Find each line containing the string "name" and return it.

**** Supplied data

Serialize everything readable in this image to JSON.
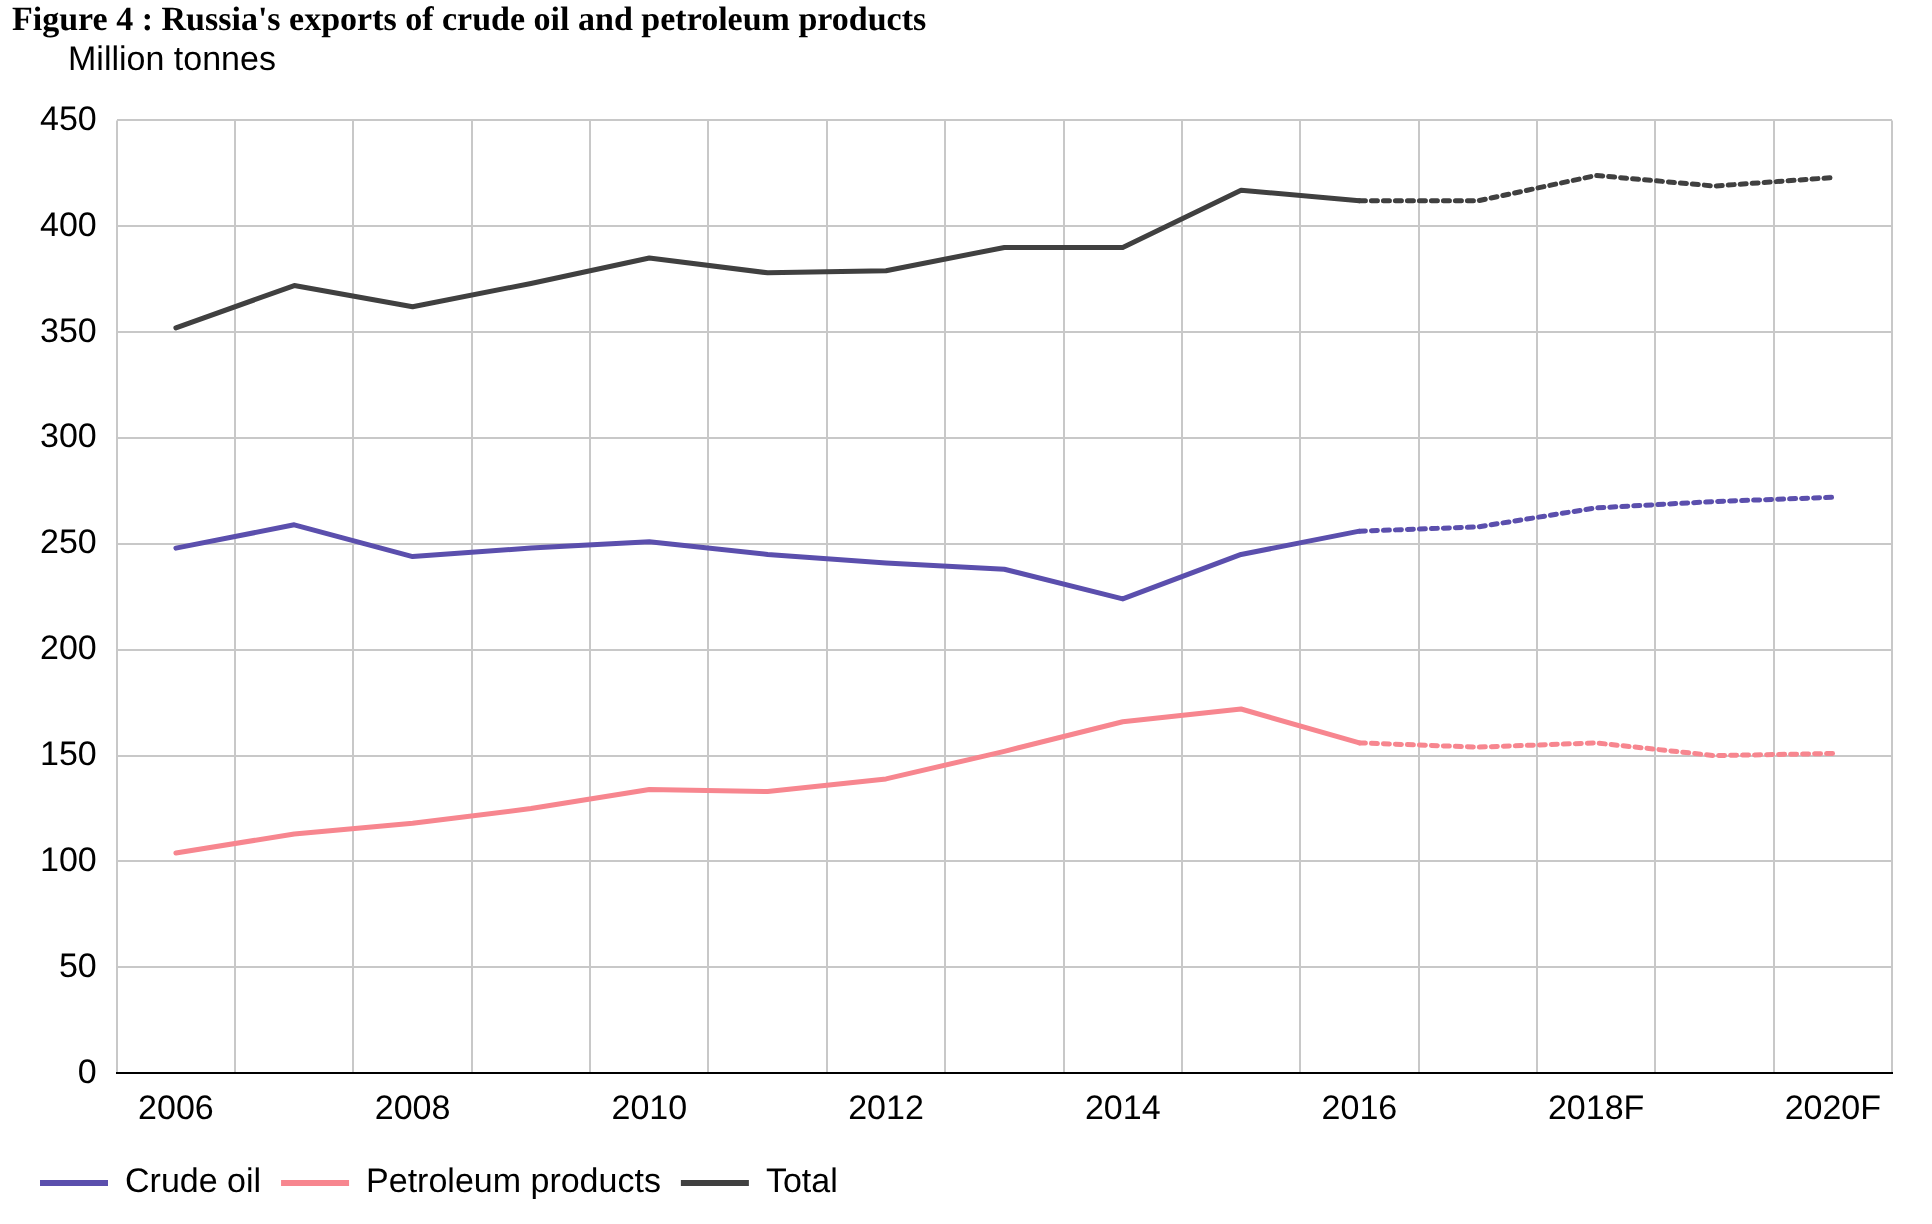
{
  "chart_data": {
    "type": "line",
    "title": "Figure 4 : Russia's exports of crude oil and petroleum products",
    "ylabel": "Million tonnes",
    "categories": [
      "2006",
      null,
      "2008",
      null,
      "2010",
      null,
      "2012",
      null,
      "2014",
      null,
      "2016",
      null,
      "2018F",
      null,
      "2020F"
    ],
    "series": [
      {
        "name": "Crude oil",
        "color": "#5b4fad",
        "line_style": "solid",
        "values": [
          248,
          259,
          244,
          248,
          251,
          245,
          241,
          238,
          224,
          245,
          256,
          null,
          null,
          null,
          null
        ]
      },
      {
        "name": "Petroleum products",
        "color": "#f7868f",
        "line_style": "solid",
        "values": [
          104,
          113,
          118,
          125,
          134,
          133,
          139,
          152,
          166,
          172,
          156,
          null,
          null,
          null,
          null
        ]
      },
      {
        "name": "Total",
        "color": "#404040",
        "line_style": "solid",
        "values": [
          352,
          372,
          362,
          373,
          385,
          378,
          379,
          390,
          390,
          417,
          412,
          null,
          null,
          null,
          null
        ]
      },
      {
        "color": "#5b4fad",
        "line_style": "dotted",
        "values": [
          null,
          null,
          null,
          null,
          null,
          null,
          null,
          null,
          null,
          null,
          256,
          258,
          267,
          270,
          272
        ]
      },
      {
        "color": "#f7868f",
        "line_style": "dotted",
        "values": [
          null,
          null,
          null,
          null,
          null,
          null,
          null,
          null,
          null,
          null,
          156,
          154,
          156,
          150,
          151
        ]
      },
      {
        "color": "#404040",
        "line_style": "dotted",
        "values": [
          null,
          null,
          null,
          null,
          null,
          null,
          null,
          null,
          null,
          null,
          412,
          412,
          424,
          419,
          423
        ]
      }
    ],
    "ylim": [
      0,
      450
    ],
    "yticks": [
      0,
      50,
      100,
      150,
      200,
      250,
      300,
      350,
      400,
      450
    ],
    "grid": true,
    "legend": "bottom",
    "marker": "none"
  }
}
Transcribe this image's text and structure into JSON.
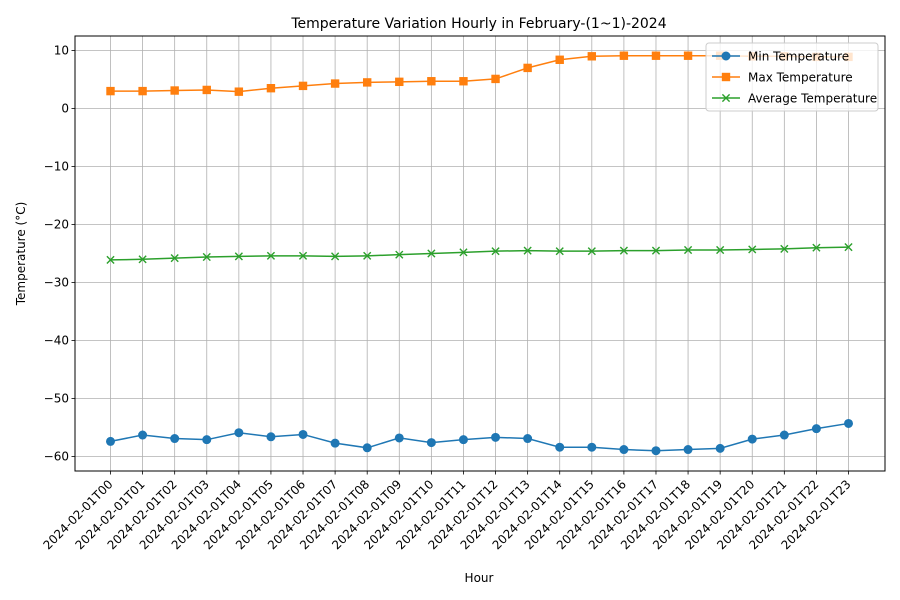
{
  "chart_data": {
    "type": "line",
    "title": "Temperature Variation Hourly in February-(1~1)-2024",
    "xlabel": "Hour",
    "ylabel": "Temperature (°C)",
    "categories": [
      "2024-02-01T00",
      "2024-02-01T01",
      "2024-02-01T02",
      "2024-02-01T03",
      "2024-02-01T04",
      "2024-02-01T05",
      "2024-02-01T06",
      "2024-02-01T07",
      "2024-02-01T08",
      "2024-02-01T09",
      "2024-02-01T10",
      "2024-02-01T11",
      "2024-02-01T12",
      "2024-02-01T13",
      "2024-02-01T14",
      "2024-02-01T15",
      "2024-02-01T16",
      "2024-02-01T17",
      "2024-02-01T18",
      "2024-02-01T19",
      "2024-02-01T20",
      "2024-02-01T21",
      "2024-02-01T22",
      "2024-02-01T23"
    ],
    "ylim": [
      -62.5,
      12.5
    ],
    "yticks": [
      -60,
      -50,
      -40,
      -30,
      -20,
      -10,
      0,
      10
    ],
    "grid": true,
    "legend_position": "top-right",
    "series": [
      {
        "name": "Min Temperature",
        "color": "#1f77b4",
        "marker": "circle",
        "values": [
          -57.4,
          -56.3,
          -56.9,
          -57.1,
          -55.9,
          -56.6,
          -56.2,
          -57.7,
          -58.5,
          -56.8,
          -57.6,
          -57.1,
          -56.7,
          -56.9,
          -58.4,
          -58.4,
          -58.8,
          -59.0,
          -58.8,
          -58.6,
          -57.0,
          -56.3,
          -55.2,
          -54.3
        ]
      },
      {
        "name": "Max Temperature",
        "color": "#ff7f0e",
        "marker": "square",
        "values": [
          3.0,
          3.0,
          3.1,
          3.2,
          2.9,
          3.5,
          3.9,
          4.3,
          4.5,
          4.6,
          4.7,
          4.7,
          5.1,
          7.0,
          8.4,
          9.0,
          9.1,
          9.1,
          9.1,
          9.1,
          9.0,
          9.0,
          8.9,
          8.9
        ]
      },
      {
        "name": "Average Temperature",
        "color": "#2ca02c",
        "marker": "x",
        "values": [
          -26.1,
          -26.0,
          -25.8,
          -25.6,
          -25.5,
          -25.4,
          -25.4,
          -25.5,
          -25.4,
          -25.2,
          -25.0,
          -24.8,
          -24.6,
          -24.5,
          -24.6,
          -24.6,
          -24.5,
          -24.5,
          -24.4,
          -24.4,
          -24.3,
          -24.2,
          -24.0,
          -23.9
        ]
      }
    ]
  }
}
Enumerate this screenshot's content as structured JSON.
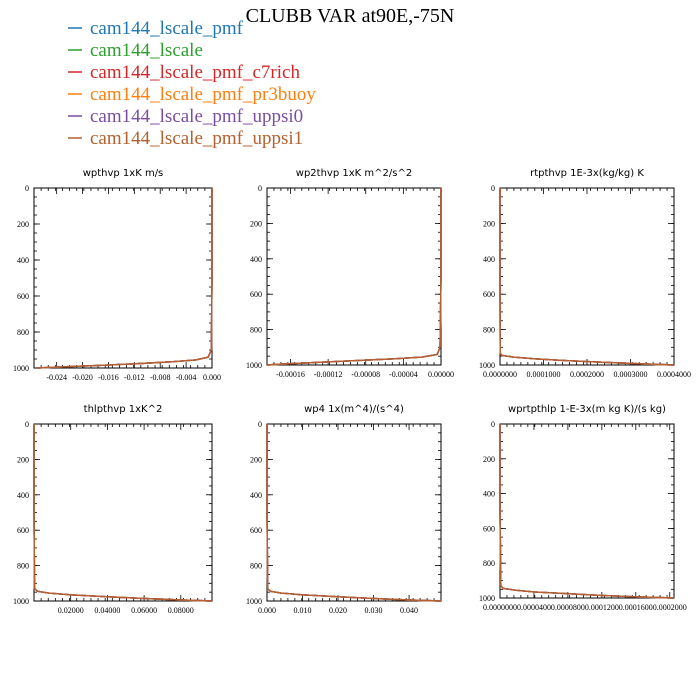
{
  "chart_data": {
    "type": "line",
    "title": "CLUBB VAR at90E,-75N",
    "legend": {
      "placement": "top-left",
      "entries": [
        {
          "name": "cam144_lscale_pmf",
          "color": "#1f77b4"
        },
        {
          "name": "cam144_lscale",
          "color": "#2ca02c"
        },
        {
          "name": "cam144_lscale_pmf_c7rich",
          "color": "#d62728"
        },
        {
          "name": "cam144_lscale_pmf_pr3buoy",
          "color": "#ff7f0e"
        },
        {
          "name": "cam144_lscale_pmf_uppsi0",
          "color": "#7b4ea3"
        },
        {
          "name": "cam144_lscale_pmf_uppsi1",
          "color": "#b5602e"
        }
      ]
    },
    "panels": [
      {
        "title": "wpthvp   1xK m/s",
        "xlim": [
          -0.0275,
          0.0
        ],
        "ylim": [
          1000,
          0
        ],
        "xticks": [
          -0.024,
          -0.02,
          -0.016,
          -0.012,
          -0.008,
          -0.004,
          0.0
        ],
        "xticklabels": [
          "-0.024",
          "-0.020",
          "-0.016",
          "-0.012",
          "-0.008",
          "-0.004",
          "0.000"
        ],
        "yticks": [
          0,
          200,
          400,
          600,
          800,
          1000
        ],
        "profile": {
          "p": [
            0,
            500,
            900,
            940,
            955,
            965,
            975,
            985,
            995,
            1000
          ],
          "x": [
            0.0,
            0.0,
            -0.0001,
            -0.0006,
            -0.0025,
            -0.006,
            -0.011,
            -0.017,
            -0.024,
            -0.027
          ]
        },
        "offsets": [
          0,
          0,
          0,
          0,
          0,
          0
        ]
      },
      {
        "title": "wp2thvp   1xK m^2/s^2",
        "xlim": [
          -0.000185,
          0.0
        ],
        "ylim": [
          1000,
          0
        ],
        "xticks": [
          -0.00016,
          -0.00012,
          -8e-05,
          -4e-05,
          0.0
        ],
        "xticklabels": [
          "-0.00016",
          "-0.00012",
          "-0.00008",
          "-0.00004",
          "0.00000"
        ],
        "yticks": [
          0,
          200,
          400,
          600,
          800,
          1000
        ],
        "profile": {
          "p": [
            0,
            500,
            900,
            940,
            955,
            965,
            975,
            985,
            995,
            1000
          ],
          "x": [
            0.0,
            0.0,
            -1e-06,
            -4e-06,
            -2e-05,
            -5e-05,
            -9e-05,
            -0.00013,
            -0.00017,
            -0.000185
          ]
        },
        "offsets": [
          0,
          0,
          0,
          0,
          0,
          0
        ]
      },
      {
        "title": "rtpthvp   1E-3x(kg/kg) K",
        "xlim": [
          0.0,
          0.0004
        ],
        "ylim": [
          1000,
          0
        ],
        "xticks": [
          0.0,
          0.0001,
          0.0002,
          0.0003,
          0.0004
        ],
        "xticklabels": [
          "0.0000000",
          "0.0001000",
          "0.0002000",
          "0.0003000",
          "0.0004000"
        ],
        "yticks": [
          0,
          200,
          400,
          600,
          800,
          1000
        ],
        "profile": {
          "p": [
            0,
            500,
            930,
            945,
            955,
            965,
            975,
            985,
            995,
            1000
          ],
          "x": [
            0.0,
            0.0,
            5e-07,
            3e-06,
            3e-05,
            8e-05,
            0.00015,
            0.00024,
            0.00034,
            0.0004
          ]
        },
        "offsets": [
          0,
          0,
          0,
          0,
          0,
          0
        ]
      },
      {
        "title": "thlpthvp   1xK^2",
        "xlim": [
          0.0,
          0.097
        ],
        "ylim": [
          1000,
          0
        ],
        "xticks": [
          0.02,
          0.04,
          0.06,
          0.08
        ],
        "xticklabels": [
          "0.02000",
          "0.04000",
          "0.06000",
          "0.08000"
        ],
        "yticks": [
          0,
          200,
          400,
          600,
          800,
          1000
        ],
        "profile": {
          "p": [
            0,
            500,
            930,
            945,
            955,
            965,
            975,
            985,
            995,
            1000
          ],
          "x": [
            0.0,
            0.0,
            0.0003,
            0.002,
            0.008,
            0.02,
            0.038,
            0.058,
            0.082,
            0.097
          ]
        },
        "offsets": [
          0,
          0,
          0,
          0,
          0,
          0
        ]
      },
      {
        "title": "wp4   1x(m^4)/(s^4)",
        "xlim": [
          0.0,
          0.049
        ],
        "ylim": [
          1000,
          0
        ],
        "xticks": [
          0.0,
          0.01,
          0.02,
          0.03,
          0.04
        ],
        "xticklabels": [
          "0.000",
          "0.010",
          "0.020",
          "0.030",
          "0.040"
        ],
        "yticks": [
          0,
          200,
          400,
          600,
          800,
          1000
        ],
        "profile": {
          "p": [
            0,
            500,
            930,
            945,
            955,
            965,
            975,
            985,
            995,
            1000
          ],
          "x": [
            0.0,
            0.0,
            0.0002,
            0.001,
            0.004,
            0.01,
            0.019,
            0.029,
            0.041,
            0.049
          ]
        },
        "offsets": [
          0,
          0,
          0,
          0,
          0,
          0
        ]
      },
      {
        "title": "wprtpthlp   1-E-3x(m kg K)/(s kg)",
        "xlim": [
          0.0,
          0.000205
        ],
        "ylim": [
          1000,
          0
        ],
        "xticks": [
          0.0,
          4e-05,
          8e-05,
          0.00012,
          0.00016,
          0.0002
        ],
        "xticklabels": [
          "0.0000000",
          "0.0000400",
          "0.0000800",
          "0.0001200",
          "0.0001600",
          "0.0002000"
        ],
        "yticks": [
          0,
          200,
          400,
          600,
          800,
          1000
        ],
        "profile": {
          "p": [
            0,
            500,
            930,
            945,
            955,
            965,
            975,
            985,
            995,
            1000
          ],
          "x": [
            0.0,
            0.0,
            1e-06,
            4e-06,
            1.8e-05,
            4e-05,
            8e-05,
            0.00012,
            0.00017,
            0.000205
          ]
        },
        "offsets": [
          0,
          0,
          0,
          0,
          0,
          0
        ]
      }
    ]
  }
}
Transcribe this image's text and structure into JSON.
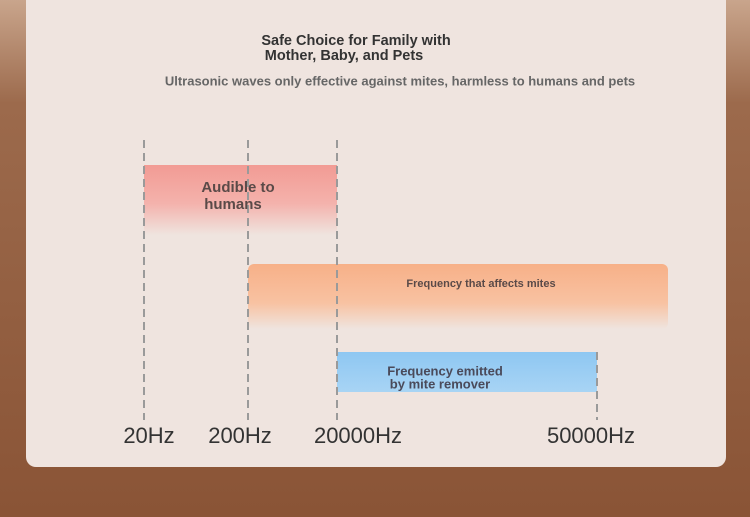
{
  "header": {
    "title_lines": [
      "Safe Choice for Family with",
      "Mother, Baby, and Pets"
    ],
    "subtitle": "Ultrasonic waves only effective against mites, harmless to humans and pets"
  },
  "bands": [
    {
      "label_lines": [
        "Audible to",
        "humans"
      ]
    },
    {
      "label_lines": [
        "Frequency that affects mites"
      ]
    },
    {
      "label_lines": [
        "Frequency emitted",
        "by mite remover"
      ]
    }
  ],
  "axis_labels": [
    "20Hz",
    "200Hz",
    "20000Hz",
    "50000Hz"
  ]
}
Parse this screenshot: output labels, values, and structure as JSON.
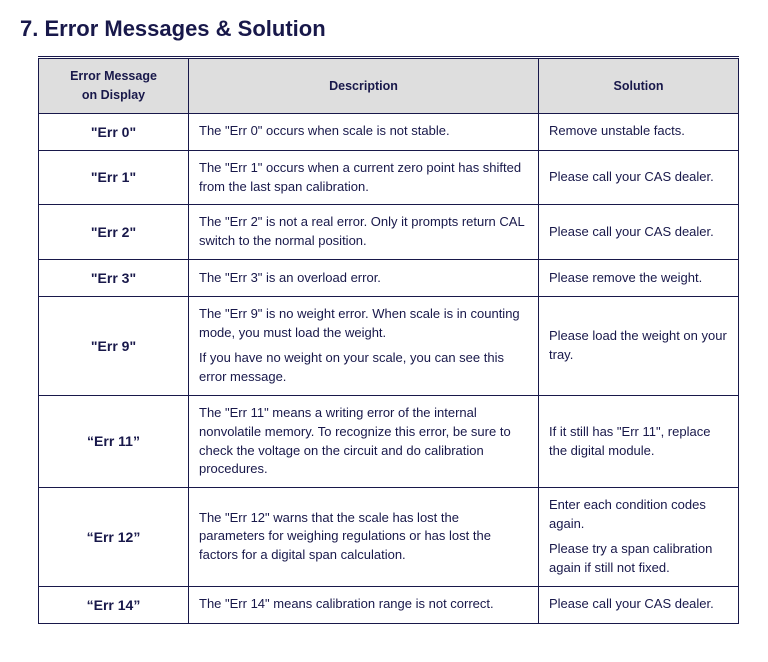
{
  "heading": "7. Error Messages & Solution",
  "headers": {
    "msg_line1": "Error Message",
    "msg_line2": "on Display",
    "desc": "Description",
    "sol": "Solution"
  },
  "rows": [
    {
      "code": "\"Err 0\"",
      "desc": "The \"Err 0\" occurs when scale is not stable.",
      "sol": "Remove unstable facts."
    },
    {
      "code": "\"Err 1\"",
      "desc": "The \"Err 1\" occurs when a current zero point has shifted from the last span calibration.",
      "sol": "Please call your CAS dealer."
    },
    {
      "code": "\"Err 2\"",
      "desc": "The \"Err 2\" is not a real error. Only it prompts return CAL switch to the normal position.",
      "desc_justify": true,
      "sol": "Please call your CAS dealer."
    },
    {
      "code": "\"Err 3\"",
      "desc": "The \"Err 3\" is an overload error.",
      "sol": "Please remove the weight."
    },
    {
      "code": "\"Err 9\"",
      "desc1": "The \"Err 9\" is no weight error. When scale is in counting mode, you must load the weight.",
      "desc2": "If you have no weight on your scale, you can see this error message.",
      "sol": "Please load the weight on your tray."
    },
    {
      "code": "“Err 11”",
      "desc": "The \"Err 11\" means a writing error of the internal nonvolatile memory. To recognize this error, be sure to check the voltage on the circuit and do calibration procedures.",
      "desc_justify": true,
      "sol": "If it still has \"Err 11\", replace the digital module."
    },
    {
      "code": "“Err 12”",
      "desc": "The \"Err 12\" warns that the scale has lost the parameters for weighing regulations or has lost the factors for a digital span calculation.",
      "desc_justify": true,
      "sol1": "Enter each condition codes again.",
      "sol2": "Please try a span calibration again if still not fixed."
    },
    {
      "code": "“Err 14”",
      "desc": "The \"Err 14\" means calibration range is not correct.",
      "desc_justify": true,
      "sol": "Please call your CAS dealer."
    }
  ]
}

********

▸ Output for this task
        "name": "Crude oil",
        "name": "Petroleum products",
        "name": "Total",
        "name": "Min Temperature",
        "name": "Max Temperature",
        "name": "Average Temperature",
          "name": "cam144_lscale_pmf",
          "name": "cam144_lscale",
          "name": "cam144_lscale_pmf_c7rich",
          "name": "cam144_lscale_pmf_pr3buoy",
          "name": "cam144_lscale_pmf_uppsi0",
          "name": "cam144_lscale_pmf_uppsi1",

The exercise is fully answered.